[Data records]
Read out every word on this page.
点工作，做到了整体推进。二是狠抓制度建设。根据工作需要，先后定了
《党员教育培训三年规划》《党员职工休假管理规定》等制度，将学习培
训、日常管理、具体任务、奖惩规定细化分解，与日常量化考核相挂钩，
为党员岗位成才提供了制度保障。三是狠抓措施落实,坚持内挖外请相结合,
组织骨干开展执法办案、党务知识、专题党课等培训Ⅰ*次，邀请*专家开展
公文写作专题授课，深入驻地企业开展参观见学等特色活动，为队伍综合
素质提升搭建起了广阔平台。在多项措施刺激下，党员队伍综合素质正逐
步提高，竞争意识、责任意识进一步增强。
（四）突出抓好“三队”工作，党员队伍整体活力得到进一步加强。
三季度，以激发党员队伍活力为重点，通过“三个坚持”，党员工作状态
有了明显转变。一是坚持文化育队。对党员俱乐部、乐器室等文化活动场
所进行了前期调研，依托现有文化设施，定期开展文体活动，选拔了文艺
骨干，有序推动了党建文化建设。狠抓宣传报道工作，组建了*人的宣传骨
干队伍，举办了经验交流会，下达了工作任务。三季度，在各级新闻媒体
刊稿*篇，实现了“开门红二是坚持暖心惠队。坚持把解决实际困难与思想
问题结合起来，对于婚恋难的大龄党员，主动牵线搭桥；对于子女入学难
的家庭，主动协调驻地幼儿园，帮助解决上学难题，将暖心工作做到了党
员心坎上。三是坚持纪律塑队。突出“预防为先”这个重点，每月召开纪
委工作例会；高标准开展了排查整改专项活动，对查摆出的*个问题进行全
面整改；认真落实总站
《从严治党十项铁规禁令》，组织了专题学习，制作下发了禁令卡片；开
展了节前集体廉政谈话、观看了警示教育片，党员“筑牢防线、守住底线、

* [Your task] Each entry above needs to be retyped exactly.

* [Output below]
Read out every word on this page.
点工作，做到了整体推进。二是狠抓制度建设。根据工作需要，先后定了
《党员教育培训三年规划》《党员职工休假管理规定》等制度，将学习培
训、日常管理、具体任务、奖惩规定细化分解，与日常量化考核相挂钩，
为党员岗位成才提供了制度保障。三是狠抓措施落实,坚持内挖外请相结合,
组织骨干开展执法办案、党务知识、专题党课等培训Ⅰ*次，邀请*专家开展
公文写作专题授课，深入驻地企业开展参观见学等特色活动，为队伍综合
素质提升搭建起了广阔平台。在多项措施刺激下，党员队伍综合素质正逐
步提高，竞争意识、责任意识进一步增强。
（四）突出抓好“三队”工作，党员队伍整体活力得到进一步加强。
三季度，以激发党员队伍活力为重点，通过“三个坚持”，党员工作状态
有了明显转变。一是坚持文化育队。对党员俱乐部、乐器室等文化活动场
所进行了前期调研，依托现有文化设施，定期开展文体活动，选拔了文艺
骨干，有序推动了党建文化建设。狠抓宣传报道工作，组建了*人的宣传骨
干队伍，举办了经验交流会，下达了工作任务。三季度，在各级新闻媒体
刊稿*篇，实现了“开门红二是坚持暖心惠队。坚持把解决实际困难与思想
问题结合起来，对于婚恋难的大龄党员，主动牵线搭桥；对于子女入学难
的家庭，主动协调驻地幼儿园，帮助解决上学难题，将暖心工作做到了党
员心坎上。三是坚持纪律塑队。突出“预防为先”这个重点，每月召开纪
委工作例会；高标准开展了排查整改专项活动，对查摆出的*个问题进行全
面整改；认真落实总站
《从严治党十项铁规禁令》，组织了专题学习，制作下发了禁令卡片；开
展了节前集体廉政谈话、观看了警示教育片，党员“筑牢防线、守住底线、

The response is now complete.